MATERIAL PROVIDED
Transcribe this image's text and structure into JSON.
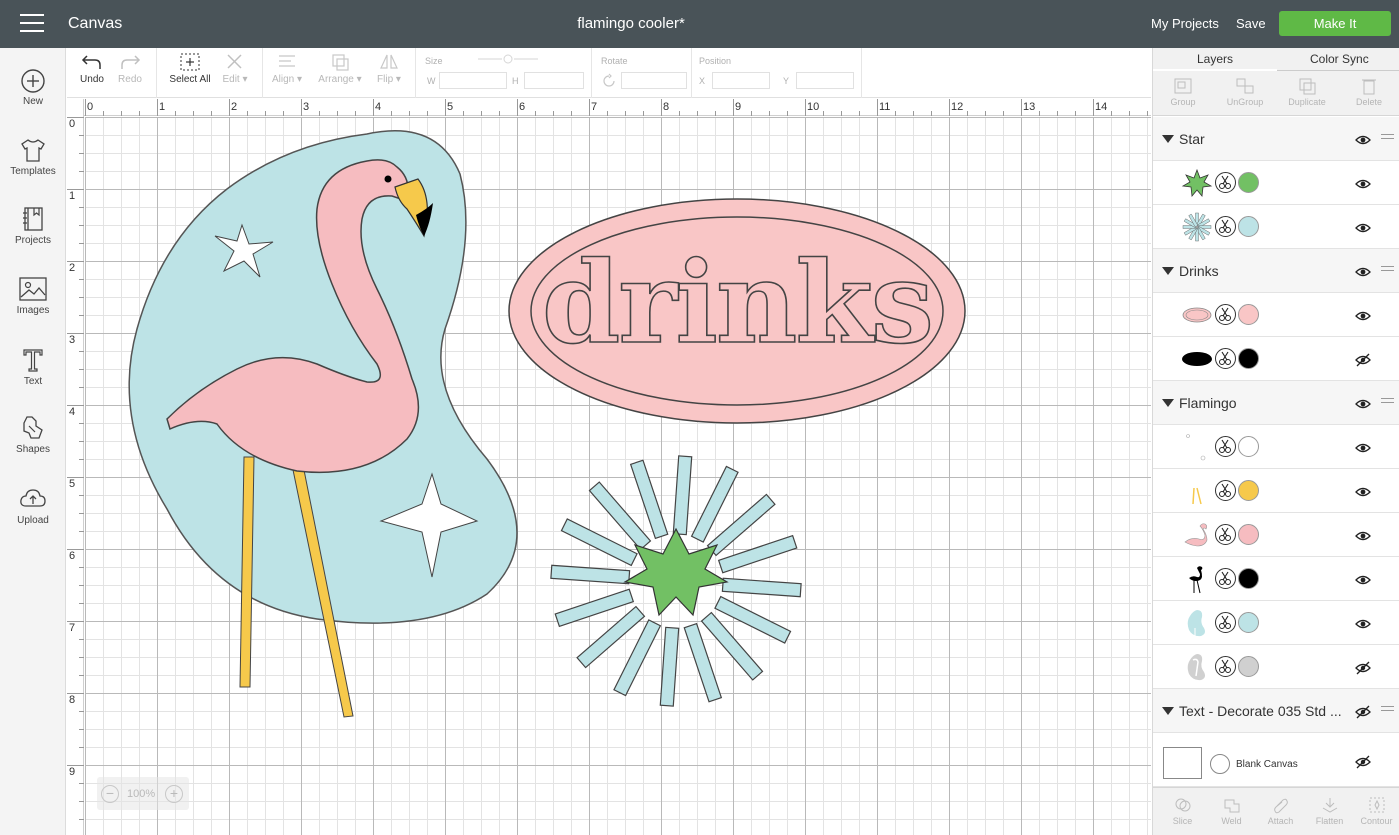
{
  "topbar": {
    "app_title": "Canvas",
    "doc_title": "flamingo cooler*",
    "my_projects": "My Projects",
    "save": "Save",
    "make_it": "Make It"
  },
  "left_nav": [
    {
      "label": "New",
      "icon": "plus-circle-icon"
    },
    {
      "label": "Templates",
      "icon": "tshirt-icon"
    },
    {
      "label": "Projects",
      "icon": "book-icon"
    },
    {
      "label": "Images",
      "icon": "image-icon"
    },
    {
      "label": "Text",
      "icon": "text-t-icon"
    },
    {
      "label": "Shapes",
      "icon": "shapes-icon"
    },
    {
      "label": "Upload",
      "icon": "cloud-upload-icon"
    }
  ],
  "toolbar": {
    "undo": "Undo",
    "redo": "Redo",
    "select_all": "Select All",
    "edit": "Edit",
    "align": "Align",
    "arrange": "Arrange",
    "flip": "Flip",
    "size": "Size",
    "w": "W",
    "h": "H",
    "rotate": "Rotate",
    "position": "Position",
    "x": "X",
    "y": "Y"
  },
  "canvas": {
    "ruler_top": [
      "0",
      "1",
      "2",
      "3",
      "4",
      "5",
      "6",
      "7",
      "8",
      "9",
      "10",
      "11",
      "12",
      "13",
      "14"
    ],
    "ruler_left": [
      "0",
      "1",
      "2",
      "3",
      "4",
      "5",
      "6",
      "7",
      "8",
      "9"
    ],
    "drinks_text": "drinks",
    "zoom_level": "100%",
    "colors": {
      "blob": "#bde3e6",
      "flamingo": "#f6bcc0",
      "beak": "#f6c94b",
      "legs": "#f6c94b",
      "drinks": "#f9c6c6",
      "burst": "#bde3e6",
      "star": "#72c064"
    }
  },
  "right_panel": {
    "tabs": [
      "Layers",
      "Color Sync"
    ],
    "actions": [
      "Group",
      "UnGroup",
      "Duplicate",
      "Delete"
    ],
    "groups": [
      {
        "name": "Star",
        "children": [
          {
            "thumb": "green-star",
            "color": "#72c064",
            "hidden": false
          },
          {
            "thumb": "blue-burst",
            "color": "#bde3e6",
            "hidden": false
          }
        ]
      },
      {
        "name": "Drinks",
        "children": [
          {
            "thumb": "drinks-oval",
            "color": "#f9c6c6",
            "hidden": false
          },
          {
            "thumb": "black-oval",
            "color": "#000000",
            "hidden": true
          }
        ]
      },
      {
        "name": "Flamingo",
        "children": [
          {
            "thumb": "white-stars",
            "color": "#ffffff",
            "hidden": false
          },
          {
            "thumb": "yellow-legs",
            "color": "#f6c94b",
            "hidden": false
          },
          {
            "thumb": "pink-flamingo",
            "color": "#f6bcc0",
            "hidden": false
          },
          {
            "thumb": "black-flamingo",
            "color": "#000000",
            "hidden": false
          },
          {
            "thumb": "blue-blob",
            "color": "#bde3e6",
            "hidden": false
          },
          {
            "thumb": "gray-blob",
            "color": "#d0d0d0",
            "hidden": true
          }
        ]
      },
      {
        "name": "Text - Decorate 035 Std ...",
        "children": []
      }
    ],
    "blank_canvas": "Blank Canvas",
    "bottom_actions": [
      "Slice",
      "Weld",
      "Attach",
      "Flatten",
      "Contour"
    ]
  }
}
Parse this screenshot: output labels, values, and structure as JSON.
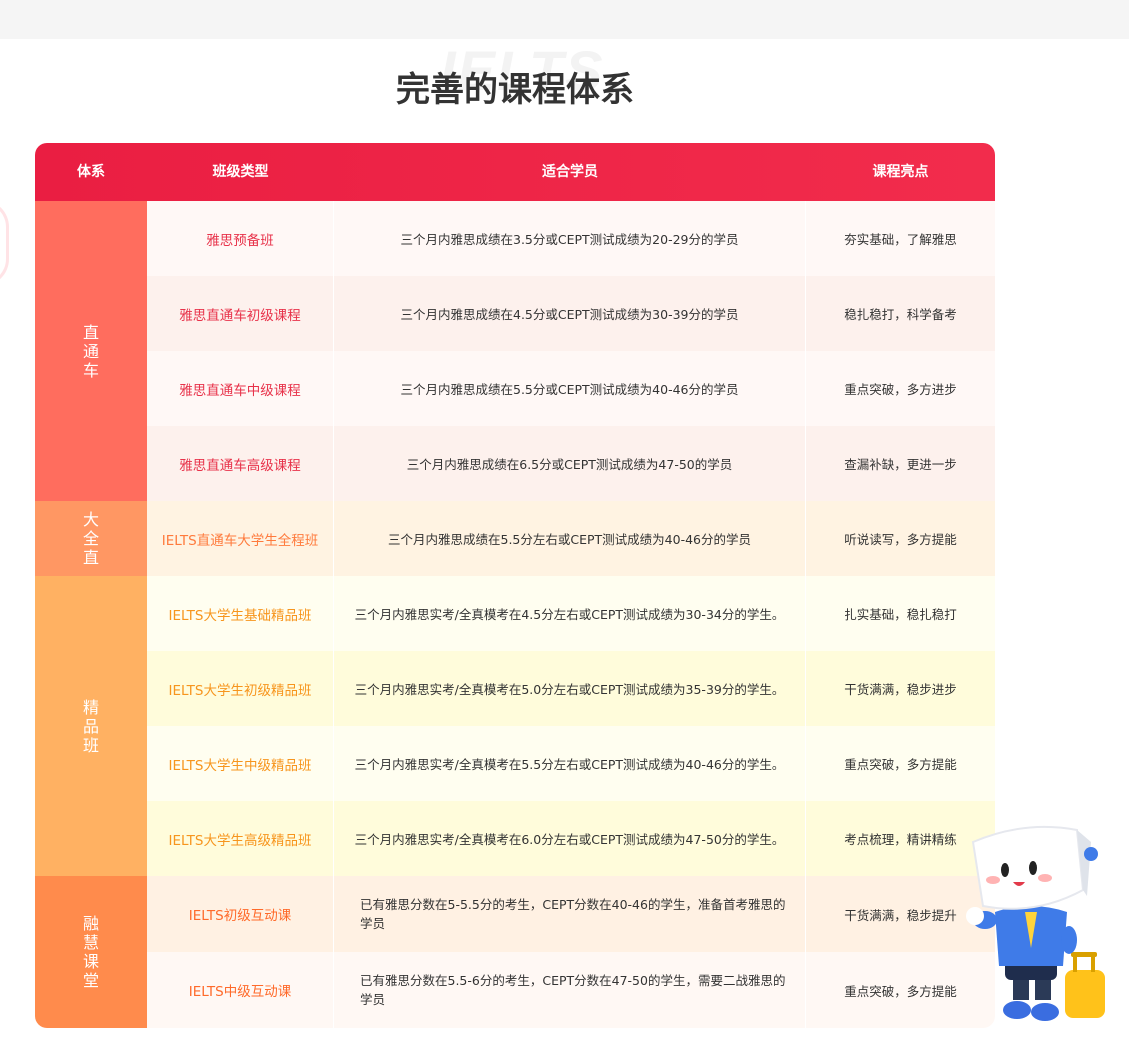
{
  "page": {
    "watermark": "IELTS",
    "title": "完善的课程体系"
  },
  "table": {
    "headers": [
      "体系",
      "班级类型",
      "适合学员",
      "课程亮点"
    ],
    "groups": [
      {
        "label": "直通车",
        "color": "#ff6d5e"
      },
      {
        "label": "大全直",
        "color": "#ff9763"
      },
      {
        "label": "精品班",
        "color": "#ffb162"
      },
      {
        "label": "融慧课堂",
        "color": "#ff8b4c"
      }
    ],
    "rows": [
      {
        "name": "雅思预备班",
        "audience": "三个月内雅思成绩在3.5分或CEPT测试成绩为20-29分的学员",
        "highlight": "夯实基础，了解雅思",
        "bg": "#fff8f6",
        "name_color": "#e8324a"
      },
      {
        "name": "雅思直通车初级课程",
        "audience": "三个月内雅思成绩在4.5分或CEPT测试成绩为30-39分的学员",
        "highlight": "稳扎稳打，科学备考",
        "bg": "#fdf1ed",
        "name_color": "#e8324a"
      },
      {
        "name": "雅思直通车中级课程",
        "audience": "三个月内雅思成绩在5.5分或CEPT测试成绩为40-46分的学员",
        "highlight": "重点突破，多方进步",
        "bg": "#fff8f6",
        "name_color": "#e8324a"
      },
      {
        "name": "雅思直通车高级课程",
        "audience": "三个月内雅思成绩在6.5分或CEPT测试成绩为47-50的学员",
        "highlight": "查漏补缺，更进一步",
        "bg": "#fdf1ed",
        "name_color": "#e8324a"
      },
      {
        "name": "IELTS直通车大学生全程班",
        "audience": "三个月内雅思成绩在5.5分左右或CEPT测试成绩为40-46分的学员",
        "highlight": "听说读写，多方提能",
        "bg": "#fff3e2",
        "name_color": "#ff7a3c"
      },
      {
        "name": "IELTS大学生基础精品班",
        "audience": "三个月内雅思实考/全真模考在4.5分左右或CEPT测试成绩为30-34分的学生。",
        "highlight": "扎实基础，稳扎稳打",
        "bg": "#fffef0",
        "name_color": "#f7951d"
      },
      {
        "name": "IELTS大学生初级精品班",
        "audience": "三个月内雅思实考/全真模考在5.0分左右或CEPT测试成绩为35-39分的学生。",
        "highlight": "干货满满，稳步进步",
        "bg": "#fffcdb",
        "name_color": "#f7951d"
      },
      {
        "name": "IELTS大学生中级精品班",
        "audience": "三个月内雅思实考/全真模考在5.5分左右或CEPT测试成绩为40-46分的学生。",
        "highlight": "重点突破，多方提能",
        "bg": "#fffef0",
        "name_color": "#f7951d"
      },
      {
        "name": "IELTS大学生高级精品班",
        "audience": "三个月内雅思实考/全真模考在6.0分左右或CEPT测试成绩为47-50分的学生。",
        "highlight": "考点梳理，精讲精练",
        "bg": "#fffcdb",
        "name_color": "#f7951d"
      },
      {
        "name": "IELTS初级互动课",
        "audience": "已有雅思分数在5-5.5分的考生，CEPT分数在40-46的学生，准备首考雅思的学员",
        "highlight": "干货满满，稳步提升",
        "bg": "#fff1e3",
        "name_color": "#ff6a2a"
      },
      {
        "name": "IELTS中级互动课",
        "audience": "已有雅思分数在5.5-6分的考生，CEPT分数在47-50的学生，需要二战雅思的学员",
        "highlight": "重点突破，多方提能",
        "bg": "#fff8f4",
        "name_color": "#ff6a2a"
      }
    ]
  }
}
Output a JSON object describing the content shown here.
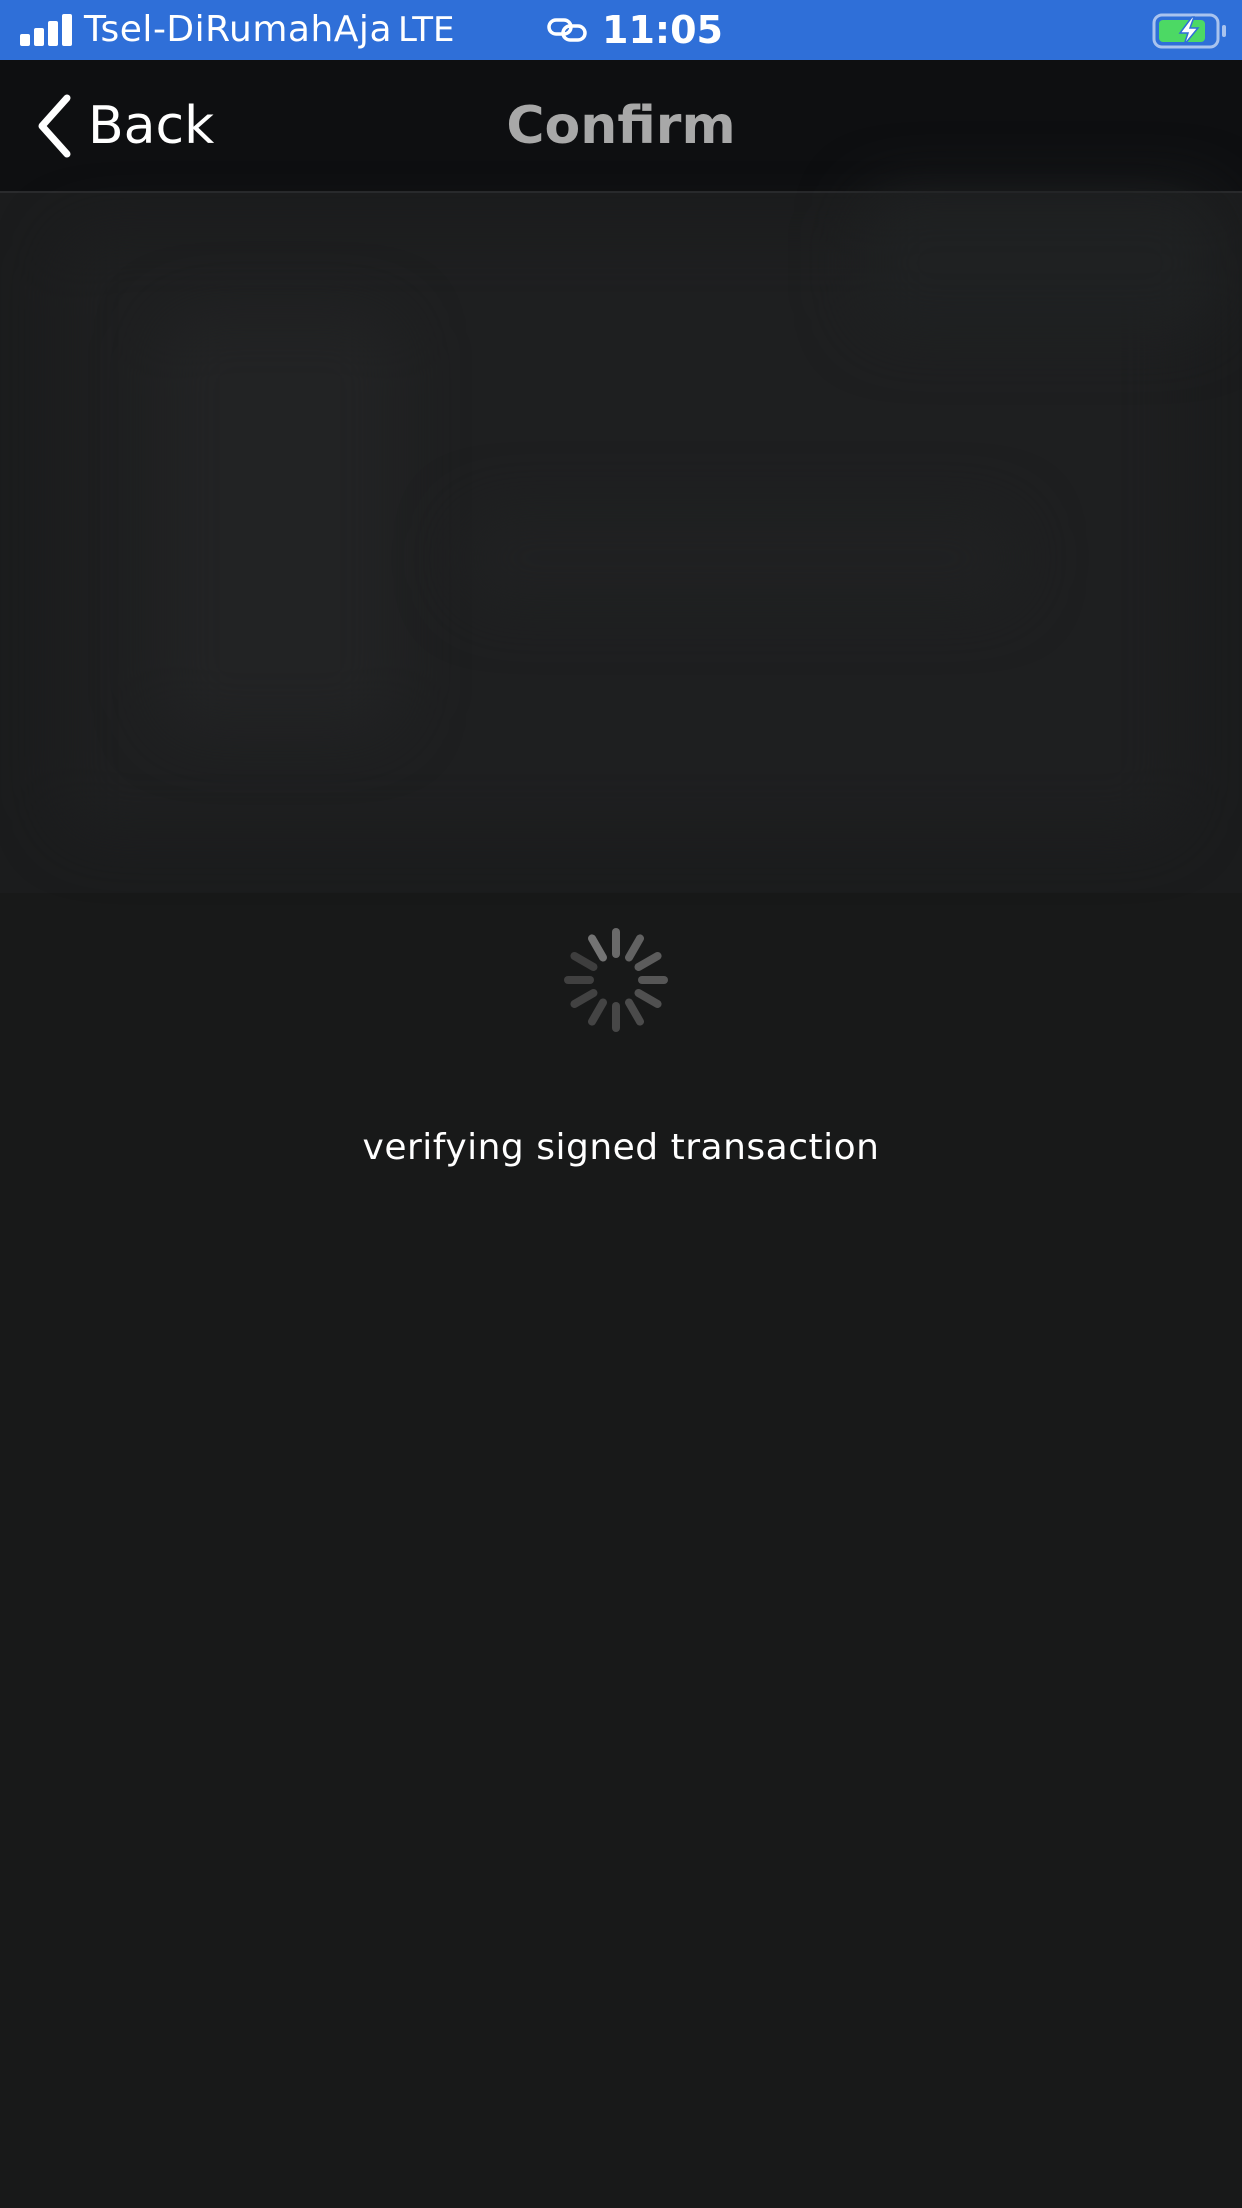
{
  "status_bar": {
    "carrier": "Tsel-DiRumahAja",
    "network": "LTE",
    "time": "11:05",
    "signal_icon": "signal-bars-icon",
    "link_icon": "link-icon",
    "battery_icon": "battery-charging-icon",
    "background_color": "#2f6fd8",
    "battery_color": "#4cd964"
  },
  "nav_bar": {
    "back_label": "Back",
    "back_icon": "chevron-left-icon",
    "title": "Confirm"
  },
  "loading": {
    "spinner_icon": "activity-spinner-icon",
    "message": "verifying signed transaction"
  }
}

EXERCISE DESCRIPTION
Output the records above exactly; leave out the pictures.

SOLUTION TO THE PROBLEM
Transcribe this image's text and structure into JSON.
{
  "topbar": {
    "app_title": "Canvas",
    "doc_title": "flamingo cooler*",
    "my_projects": "My Projects",
    "save": "Save",
    "make_it": "Make It"
  },
  "left_nav": [
    {
      "label": "New",
      "icon": "plus-circle-icon"
    },
    {
      "label": "Templates",
      "icon": "tshirt-icon"
    },
    {
      "label": "Projects",
      "icon": "book-icon"
    },
    {
      "label": "Images",
      "icon": "image-icon"
    },
    {
      "label": "Text",
      "icon": "text-t-icon"
    },
    {
      "label": "Shapes",
      "icon": "shapes-icon"
    },
    {
      "label": "Upload",
      "icon": "cloud-upload-icon"
    }
  ],
  "toolbar": {
    "undo": "Undo",
    "redo": "Redo",
    "select_all": "Select All",
    "edit": "Edit",
    "align": "Align",
    "arrange": "Arrange",
    "flip": "Flip",
    "size": "Size",
    "w": "W",
    "h": "H",
    "rotate": "Rotate",
    "position": "Position",
    "x": "X",
    "y": "Y"
  },
  "canvas": {
    "ruler_top": [
      "0",
      "1",
      "2",
      "3",
      "4",
      "5",
      "6",
      "7",
      "8",
      "9",
      "10",
      "11",
      "12",
      "13",
      "14"
    ],
    "ruler_left": [
      "0",
      "1",
      "2",
      "3",
      "4",
      "5",
      "6",
      "7",
      "8",
      "9"
    ],
    "drinks_text": "drinks",
    "zoom_level": "100%",
    "colors": {
      "blob": "#bde3e6",
      "flamingo": "#f6bcc0",
      "beak": "#f6c94b",
      "legs": "#f6c94b",
      "drinks": "#f9c6c6",
      "burst": "#bde3e6",
      "star": "#72c064"
    }
  },
  "right_panel": {
    "tabs": [
      "Layers",
      "Color Sync"
    ],
    "actions": [
      "Group",
      "UnGroup",
      "Duplicate",
      "Delete"
    ],
    "groups": [
      {
        "name": "Star",
        "children": [
          {
            "thumb": "green-star",
            "color": "#72c064",
            "hidden": false
          },
          {
            "thumb": "blue-burst",
            "color": "#bde3e6",
            "hidden": false
          }
        ]
      },
      {
        "name": "Drinks",
        "children": [
          {
            "thumb": "drinks-oval",
            "color": "#f9c6c6",
            "hidden": false
          },
          {
            "thumb": "black-oval",
            "color": "#000000",
            "hidden": true
          }
        ]
      },
      {
        "name": "Flamingo",
        "children": [
          {
            "thumb": "white-stars",
            "color": "#ffffff",
            "hidden": false
          },
          {
            "thumb": "yellow-legs",
            "color": "#f6c94b",
            "hidden": false
          },
          {
            "thumb": "pink-flamingo",
            "color": "#f6bcc0",
            "hidden": false
          },
          {
            "thumb": "black-flamingo",
            "color": "#000000",
            "hidden": false
          },
          {
            "thumb": "blue-blob",
            "color": "#bde3e6",
            "hidden": false
          },
          {
            "thumb": "gray-blob",
            "color": "#d0d0d0",
            "hidden": true
          }
        ]
      },
      {
        "name": "Text - Decorate 035 Std ...",
        "children": []
      }
    ],
    "blank_canvas": "Blank Canvas",
    "bottom_actions": [
      "Slice",
      "Weld",
      "Attach",
      "Flatten",
      "Contour"
    ]
  }
}
Parse this screenshot: output labels, values, and structure as JSON.
{
  "page": {
    "watermark": "IELTS",
    "title": "完善的课程体系"
  },
  "table": {
    "headers": [
      "体系",
      "班级类型",
      "适合学员",
      "课程亮点"
    ],
    "groups": [
      {
        "label": "直通车",
        "color": "#ff6d5e"
      },
      {
        "label": "大全直",
        "color": "#ff9763"
      },
      {
        "label": "精品班",
        "color": "#ffb162"
      },
      {
        "label": "融慧课堂",
        "color": "#ff8b4c"
      }
    ],
    "rows": [
      {
        "name": "雅思预备班",
        "audience": "三个月内雅思成绩在3.5分或CEPT测试成绩为20-29分的学员",
        "highlight": "夯实基础，了解雅思",
        "bg": "#fff8f6",
        "name_color": "#e8324a"
      },
      {
        "name": "雅思直通车初级课程",
        "audience": "三个月内雅思成绩在4.5分或CEPT测试成绩为30-39分的学员",
        "highlight": "稳扎稳打，科学备考",
        "bg": "#fdf1ed",
        "name_color": "#e8324a"
      },
      {
        "name": "雅思直通车中级课程",
        "audience": "三个月内雅思成绩在5.5分或CEPT测试成绩为40-46分的学员",
        "highlight": "重点突破，多方进步",
        "bg": "#fff8f6",
        "name_color": "#e8324a"
      },
      {
        "name": "雅思直通车高级课程",
        "audience": "三个月内雅思成绩在6.5分或CEPT测试成绩为47-50的学员",
        "highlight": "查漏补缺，更进一步",
        "bg": "#fdf1ed",
        "name_color": "#e8324a"
      },
      {
        "name": "IELTS直通车大学生全程班",
        "audience": "三个月内雅思成绩在5.5分左右或CEPT测试成绩为40-46分的学员",
        "highlight": "听说读写，多方提能",
        "bg": "#fff3e2",
        "name_color": "#ff7a3c"
      },
      {
        "name": "IELTS大学生基础精品班",
        "audience": "三个月内雅思实考/全真模考在4.5分左右或CEPT测试成绩为30-34分的学生。",
        "highlight": "扎实基础，稳扎稳打",
        "bg": "#fffef0",
        "name_color": "#f7951d"
      },
      {
        "name": "IELTS大学生初级精品班",
        "audience": "三个月内雅思实考/全真模考在5.0分左右或CEPT测试成绩为35-39分的学生。",
        "highlight": "干货满满，稳步进步",
        "bg": "#fffcdb",
        "name_color": "#f7951d"
      },
      {
        "name": "IELTS大学生中级精品班",
        "audience": "三个月内雅思实考/全真模考在5.5分左右或CEPT测试成绩为40-46分的学生。",
        "highlight": "重点突破，多方提能",
        "bg": "#fffef0",
        "name_color": "#f7951d"
      },
      {
        "name": "IELTS大学生高级精品班",
        "audience": "三个月内雅思实考/全真模考在6.0分左右或CEPT测试成绩为47-50分的学生。",
        "highlight": "考点梳理，精讲精练",
        "bg": "#fffcdb",
        "name_color": "#f7951d"
      },
      {
        "name": "IELTS初级互动课",
        "audience": "已有雅思分数在5-5.5分的考生，CEPT分数在40-46的学生，准备首考雅思的学员",
        "highlight": "干货满满，稳步提升",
        "bg": "#fff1e3",
        "name_color": "#ff6a2a"
      },
      {
        "name": "IELTS中级互动课",
        "audience": "已有雅思分数在5.5-6分的考生，CEPT分数在47-50的学生，需要二战雅思的学员",
        "highlight": "重点突破，多方提能",
        "bg": "#fff8f4",
        "name_color": "#ff6a2a"
      }
    ]
  }
}
Output a JSON object describing the content shown here.
{
  "status_bar": {
    "carrier": "Tsel-DiRumahAja",
    "network": "LTE",
    "time": "11:05",
    "signal_icon": "signal-bars-icon",
    "link_icon": "link-icon",
    "battery_icon": "battery-charging-icon",
    "background_color": "#2f6fd8",
    "battery_color": "#4cd964"
  },
  "nav_bar": {
    "back_label": "Back",
    "back_icon": "chevron-left-icon",
    "title": "Confirm"
  },
  "loading": {
    "spinner_icon": "activity-spinner-icon",
    "message": "verifying signed transaction"
  }
}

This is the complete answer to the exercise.